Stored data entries
★ ★ ★ ★

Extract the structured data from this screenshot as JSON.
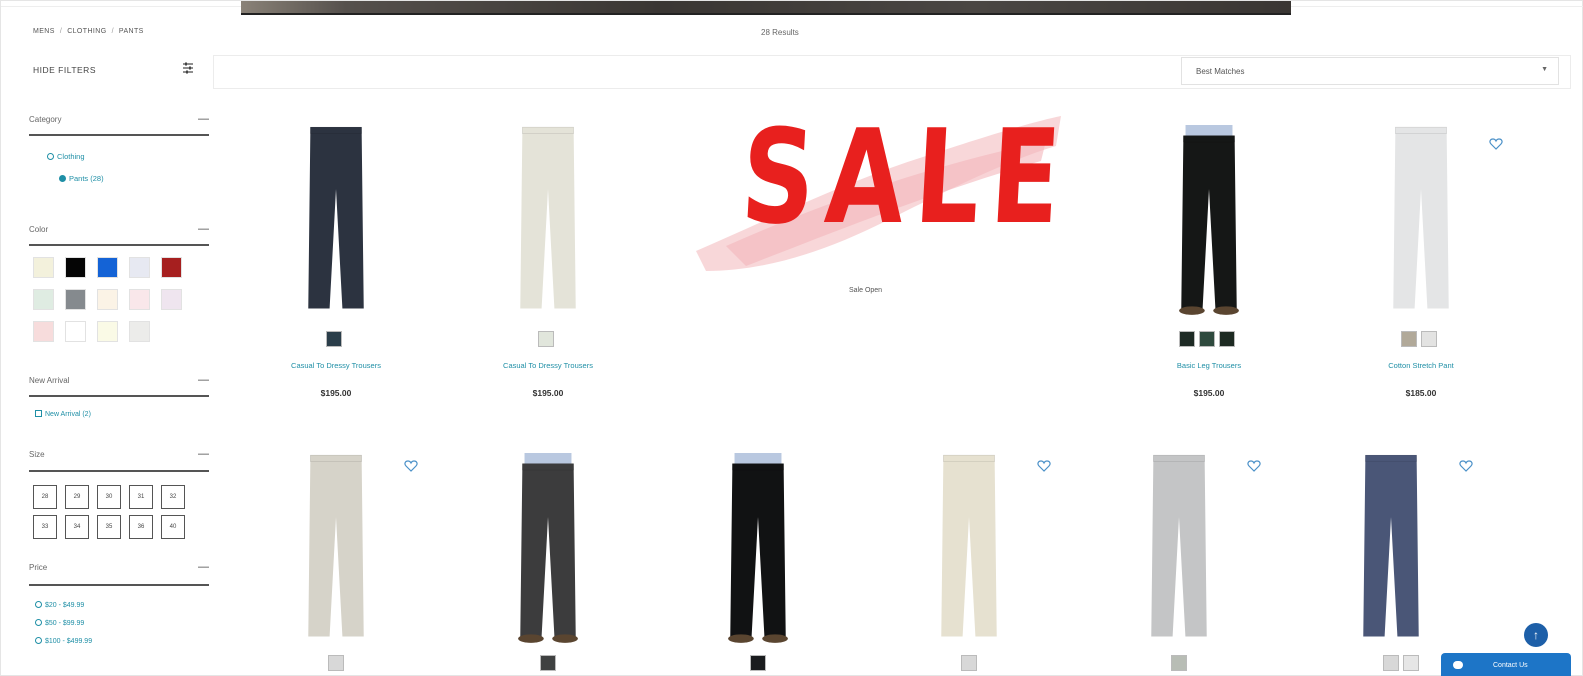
{
  "breadcrumb": [
    "MENS",
    "CLOTHING",
    "PANTS"
  ],
  "results_text": "28 Results",
  "filters": {
    "hide_label": "HIDE FILTERS",
    "sort_selected": "Best Matches"
  },
  "facets": {
    "category": {
      "title": "Category",
      "items": [
        "Clothing",
        "Pants (28)"
      ]
    },
    "color": {
      "title": "Color",
      "swatches": [
        "#f3f1dc",
        "#050505",
        "#1463d6",
        "#e7e9f2",
        "#a61f1f",
        "#dfece2",
        "#858a8e",
        "#fbf3e6",
        "#f9e7ea",
        "#efe5ef",
        "#f7dcdc",
        "#ffffff",
        "#fafae6",
        "#ececea"
      ]
    },
    "new_arrival": {
      "title": "New Arrival",
      "option": "New Arrival (2)"
    },
    "size": {
      "title": "Size",
      "values": [
        "28",
        "29",
        "30",
        "31",
        "32",
        "33",
        "34",
        "35",
        "36",
        "40"
      ]
    },
    "price": {
      "title": "Price",
      "options": [
        "$20 - $49.99",
        "$50 - $99.99",
        "$100 - $499.99"
      ]
    }
  },
  "sale_banner": {
    "text": "SALE",
    "caption": "Sale Open"
  },
  "products_row1": [
    {
      "name": "Casual To Dressy Trousers",
      "price": "$195.00",
      "pant_color": "#2c3340",
      "chips": [
        "#2b3e4a"
      ]
    },
    {
      "name": "Casual To Dressy Trousers",
      "price": "$195.00",
      "pant_color": "#e4e3d8",
      "chips": [
        "#e1e6dc"
      ]
    },
    {
      "name": "Basic Leg Trousers",
      "price": "$195.00",
      "pant_color": "#151716",
      "chips": [
        "#1e2b25",
        "#2f4a3e",
        "#1d2a22"
      ]
    },
    {
      "name": "Cotton Stretch Pant",
      "price": "$185.00",
      "pant_color": "#e4e5e6",
      "chips": [
        "#b1a999",
        "#e3e3e2"
      ]
    }
  ],
  "products_row2": [
    {
      "pant_color": "#d6d3c9",
      "chip": "#d8d8d8"
    },
    {
      "pant_color": "#3c3c3d",
      "chip": "#3f4141"
    },
    {
      "pant_color": "#111213",
      "chip": "#1a1c1e"
    },
    {
      "pant_color": "#e6e1d0",
      "chip": "#d8d8d8"
    },
    {
      "pant_color": "#c4c5c6",
      "chip": "#b8bdb5"
    },
    {
      "pant_color": "#4a5677",
      "chip": "#d8d8d8"
    }
  ],
  "contact_label": "Contact Us",
  "colors": {
    "accent": "#1f8fa6",
    "sale_red": "#e8201e",
    "contact_blue": "#1d75c7"
  }
}
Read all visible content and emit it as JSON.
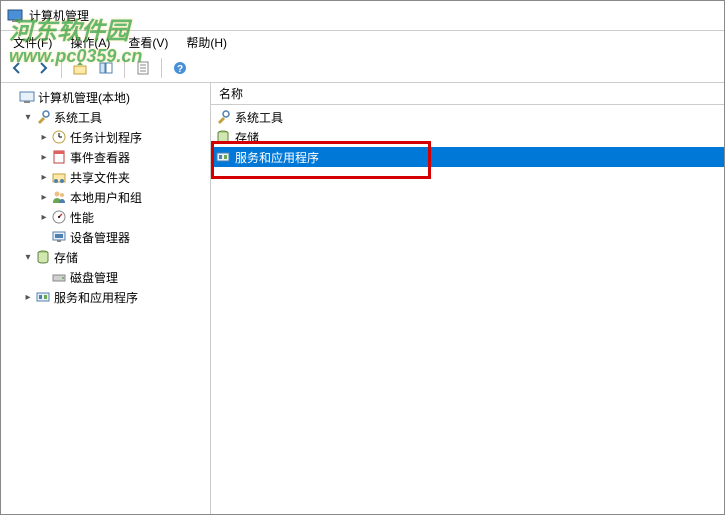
{
  "window": {
    "title": "计算机管理"
  },
  "menu": {
    "file": "文件(F)",
    "action": "操作(A)",
    "view": "查看(V)",
    "help": "帮助(H)"
  },
  "tree": {
    "root": "计算机管理(本地)",
    "system_tools": "系统工具",
    "task_scheduler": "任务计划程序",
    "event_viewer": "事件查看器",
    "shared_folders": "共享文件夹",
    "local_users": "本地用户和组",
    "performance": "性能",
    "device_manager": "设备管理器",
    "storage": "存储",
    "disk_management": "磁盘管理",
    "services_apps": "服务和应用程序"
  },
  "list": {
    "column_name": "名称",
    "items": {
      "system_tools": "系统工具",
      "storage": "存储",
      "services_apps": "服务和应用程序"
    }
  },
  "watermark": {
    "line1": "河东软件园",
    "line2": "www.pc0359.cn"
  }
}
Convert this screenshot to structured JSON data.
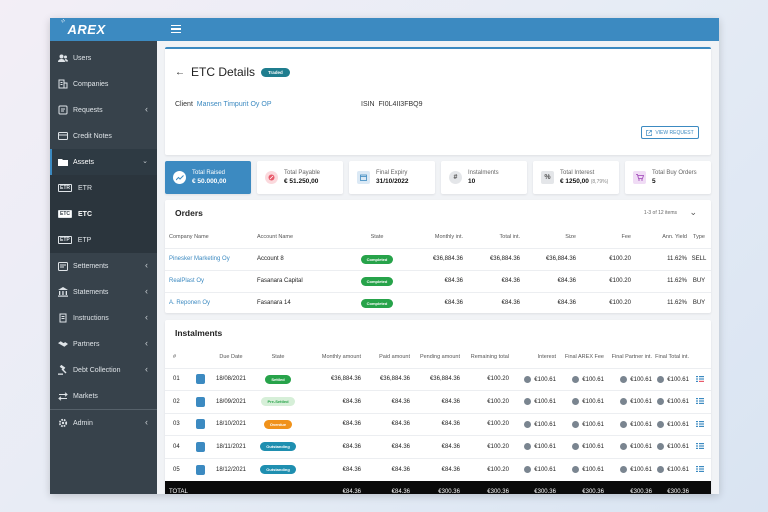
{
  "app": {
    "logo": "AREX"
  },
  "sidebar": {
    "items": [
      {
        "label": "Users",
        "icon": "users-icon"
      },
      {
        "label": "Companies",
        "icon": "building-icon"
      },
      {
        "label": "Requests",
        "icon": "requests-icon"
      },
      {
        "label": "Credit Notes",
        "icon": "card-icon"
      },
      {
        "label": "Assets",
        "icon": "folder-icon"
      },
      {
        "label": "Settements",
        "icon": "settlements-icon"
      },
      {
        "label": "Statements",
        "icon": "bank-icon"
      },
      {
        "label": "Instructions",
        "icon": "instructions-icon"
      },
      {
        "label": "Partners",
        "icon": "handshake-icon"
      },
      {
        "label": "Debt Collection",
        "icon": "gavel-icon"
      },
      {
        "label": "Markets",
        "icon": "arrows-icon"
      },
      {
        "label": "Admin",
        "icon": "gear-icon"
      }
    ],
    "assets_sub": [
      {
        "tag": "ETR",
        "label": "ETR"
      },
      {
        "tag": "ETC",
        "label": "ETC"
      },
      {
        "tag": "ETP",
        "label": "ETP"
      }
    ]
  },
  "etc": {
    "title": "ETC Details",
    "badge": "Traded",
    "client_label": "Client",
    "client_value": "Mansen Timpurit Oy OP",
    "isin_label": "ISIN",
    "isin_value": "FI0L4II3FBQ9",
    "view_request": "VIEW REQUEST"
  },
  "stats": [
    {
      "label": "Total Raised",
      "value": "€ 50.000,00",
      "extra": "",
      "icon": "trend-icon",
      "color": "#3c8ac1"
    },
    {
      "label": "Total Payable",
      "value": "€ 51.250,00",
      "extra": "",
      "icon": "payable-icon",
      "color": "#e85a6b"
    },
    {
      "label": "Final Expiry",
      "value": "31/10/2022",
      "extra": "",
      "icon": "calendar-icon",
      "color": "#3c8ac1"
    },
    {
      "label": "Instalments",
      "value": "10",
      "extra": "",
      "icon": "hash-icon",
      "color": "#555555"
    },
    {
      "label": "Total Interest",
      "value": "€ 1250,00",
      "extra": "(8,79%)",
      "icon": "percent-icon",
      "color": "#555555"
    },
    {
      "label": "Total Buy Orders",
      "value": "5",
      "extra": "",
      "icon": "cart-icon",
      "color": "#9b3fb5"
    }
  ],
  "orders": {
    "title": "Orders",
    "pager": "1-3 of 12 items",
    "columns": [
      "Company Name",
      "Account Name",
      "State",
      "Monthly int.",
      "Total int.",
      "Size",
      "Fee",
      "Ann. Yield",
      "Type"
    ],
    "rows": [
      {
        "company": "Pinesker Marketing Oy",
        "account": "Account 8",
        "state": "Completed",
        "monthly": "€36,884.36",
        "total": "€36,884.36",
        "size": "€36,884.36",
        "fee": "€100.20",
        "yield": "11.62%",
        "type": "SELL"
      },
      {
        "company": "RealPlast Oy",
        "account": "Fasanara Capital",
        "state": "Completed",
        "monthly": "€84.36",
        "total": "€84.36",
        "size": "€84.36",
        "fee": "€100.20",
        "yield": "11.62%",
        "type": "BUY"
      },
      {
        "company": "A. Reponen Oy",
        "account": "Fasanara 14",
        "state": "Completed",
        "monthly": "€84.36",
        "total": "€84.36",
        "size": "€84.36",
        "fee": "€100.20",
        "yield": "11.62%",
        "type": "BUY"
      }
    ]
  },
  "instalments": {
    "title": "Instalments",
    "columns": [
      "#",
      "Due Date",
      "State",
      "Monthly amount",
      "Paid amount",
      "Pending amount",
      "Remaining total",
      "Interest",
      "Final AREX Fee",
      "Final Partner int.",
      "Final Total int."
    ],
    "rows": [
      {
        "n": "01",
        "due": "18/08/2021",
        "state": "Settled",
        "cls": "settled",
        "monthly": "€36,884.36",
        "paid": "€36,884.36",
        "pending": "€36,884.36",
        "remaining": "€100.20",
        "interest": "€100.61",
        "arex": "€100.61",
        "partner": "€100.61",
        "total": "€100.61"
      },
      {
        "n": "02",
        "due": "18/09/2021",
        "state": "Pre-Settled",
        "cls": "presettled",
        "monthly": "€84.36",
        "paid": "€84.36",
        "pending": "€84.36",
        "remaining": "€100.20",
        "interest": "€100.61",
        "arex": "€100.61",
        "partner": "€100.61",
        "total": "€100.61"
      },
      {
        "n": "03",
        "due": "18/10/2021",
        "state": "Overdue",
        "cls": "overdue",
        "monthly": "€84.36",
        "paid": "€84.36",
        "pending": "€84.36",
        "remaining": "€100.20",
        "interest": "€100.61",
        "arex": "€100.61",
        "partner": "€100.61",
        "total": "€100.61"
      },
      {
        "n": "04",
        "due": "18/11/2021",
        "state": "Outstanding",
        "cls": "outstanding",
        "monthly": "€84.36",
        "paid": "€84.36",
        "pending": "€84.36",
        "remaining": "€100.20",
        "interest": "€100.61",
        "arex": "€100.61",
        "partner": "€100.61",
        "total": "€100.61"
      },
      {
        "n": "05",
        "due": "18/12/2021",
        "state": "Outstanding",
        "cls": "outstanding",
        "monthly": "€84.36",
        "paid": "€84.36",
        "pending": "€84.36",
        "remaining": "€100.20",
        "interest": "€100.61",
        "arex": "€100.61",
        "partner": "€100.61",
        "total": "€100.61"
      }
    ],
    "total": {
      "label": "TOTAL",
      "monthly": "€84.36",
      "paid": "€84.36",
      "pending": "€300.36",
      "remaining": "€300.36",
      "interest": "€300.36",
      "arex": "€300.36",
      "partner": "€300.36",
      "total": "€300.36"
    }
  }
}
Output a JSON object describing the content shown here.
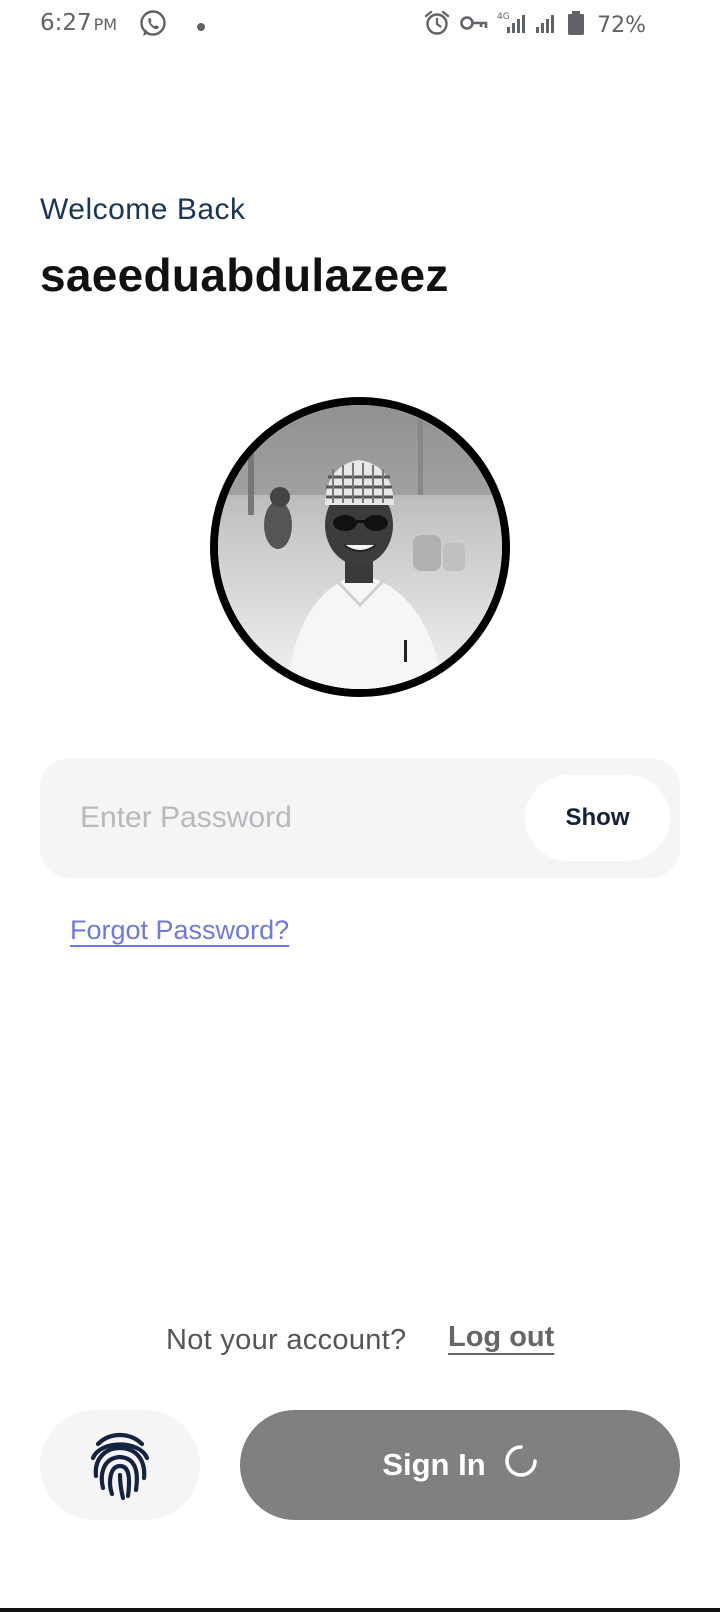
{
  "status_bar": {
    "time": "6:27",
    "ampm": "PM",
    "network": "4G",
    "battery": "72%",
    "icons": [
      "whatsapp-icon",
      "dot-icon",
      "alarm-icon",
      "vpn-key-icon",
      "signal-icon",
      "signal-icon",
      "battery-icon"
    ]
  },
  "header": {
    "welcome": "Welcome Back",
    "username": "saeeduabdulazeez"
  },
  "password": {
    "placeholder": "Enter Password",
    "value": "",
    "show_label": "Show"
  },
  "forgot_label": "Forgot Password?",
  "account": {
    "prompt": "Not your account?",
    "logout_label": "Log out"
  },
  "actions": {
    "fingerprint_icon": "fingerprint-icon",
    "signin_label": "Sign In",
    "signin_loading": true
  },
  "colors": {
    "accent_link": "#6f78e0",
    "navy": "#1a3558",
    "button_disabled": "#808080"
  }
}
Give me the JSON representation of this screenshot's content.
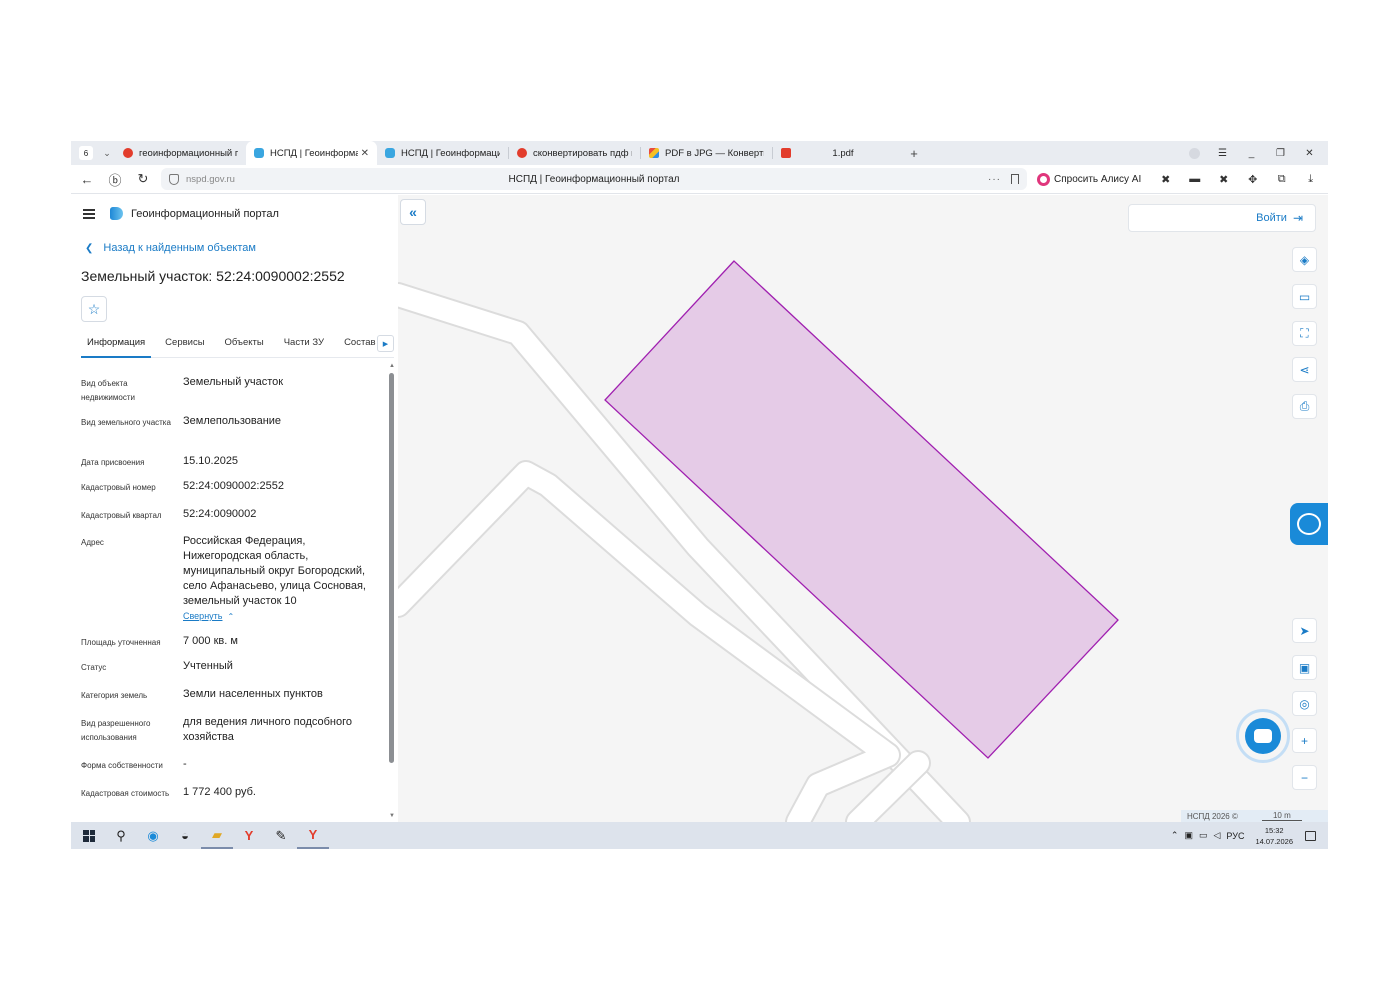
{
  "browser": {
    "tab_count": "6",
    "tabs": [
      {
        "title": "геоинформационный пор",
        "favicon": "yandex-icon",
        "active": false
      },
      {
        "title": "НСПД | Геоинформаци",
        "favicon": "nspd-icon",
        "active": true
      },
      {
        "title": "НСПД | Геоинформацион",
        "favicon": "nspd-icon",
        "active": false
      },
      {
        "title": "сконвертировать пдф в jp",
        "favicon": "yandex-icon",
        "active": false
      },
      {
        "title": "PDF в JPG — Конвертиру",
        "favicon": "pdfjpg-icon",
        "active": false
      },
      {
        "title": "1.pdf",
        "favicon": "pdf-icon",
        "active": false
      }
    ],
    "url": "nspd.gov.ru",
    "page_title": "НСПД | Геоинформационный портал",
    "alice_label": "Спросить Алису AI"
  },
  "panel": {
    "portal_title": "Геоинформационный портал",
    "back_label": "Назад к найденным объектам",
    "object_title": "Земельный участок: 52:24:0090002:2552",
    "tabs": [
      "Информация",
      "Сервисы",
      "Объекты",
      "Части ЗУ",
      "Состав"
    ],
    "properties": [
      {
        "key": "Вид объекта недвижимости",
        "value": "Земельный участок"
      },
      {
        "key": "Вид земельного участка",
        "value": "Землепользование"
      },
      {
        "key": "Дата присвоения",
        "value": "15.10.2025"
      },
      {
        "key": "Кадастровый номер",
        "value": "52:24:0090002:2552"
      },
      {
        "key": "Кадастровый квартал",
        "value": "52:24:0090002"
      },
      {
        "key": "Адрес",
        "value": "Российская Федерация, Нижегородская область, муниципальный округ Богородский, село Афанасьево, улица Сосновая, земельный участок 10"
      },
      {
        "key": "Площадь уточненная",
        "value": "7 000 кв. м"
      },
      {
        "key": "Статус",
        "value": "Учтенный"
      },
      {
        "key": "Категория земель",
        "value": "Земли населенных пунктов"
      },
      {
        "key": "Вид разрешенного использования",
        "value": "для ведения личного подсобного хозяйства"
      },
      {
        "key": "Форма собственности",
        "value": "-"
      },
      {
        "key": "Кадастровая стоимость",
        "value": "1 772 400 руб."
      }
    ],
    "collapse_label": "Свернуть"
  },
  "map": {
    "login_label": "Войти",
    "attribution": "НСПД 2026 ©",
    "scale_label": "10 m",
    "parcel_fill": "#e5cbe7",
    "parcel_stroke": "#a020b0"
  },
  "taskbar": {
    "language": "РУС",
    "time": "15:32",
    "date": "14.07.2026"
  },
  "colors": {
    "accent": "#1a7bc6",
    "map_background": "#f5f5f5",
    "road_fill": "#ffffff",
    "road_edge": "#dcdcdc"
  }
}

★ ★ ★ ★

— What to do —
From the entries above, return each line with the word "участок" in it.

— Exercise answer —
    "object_title": "Земельный участок: 52:24:0090002:2552",
        "value": "Земельный участок"
        "value": "Российская Федерация, Нижегородская область, муниципальный округ Богородский, село Афанасьево, улица Сосновая, земельный участок 10"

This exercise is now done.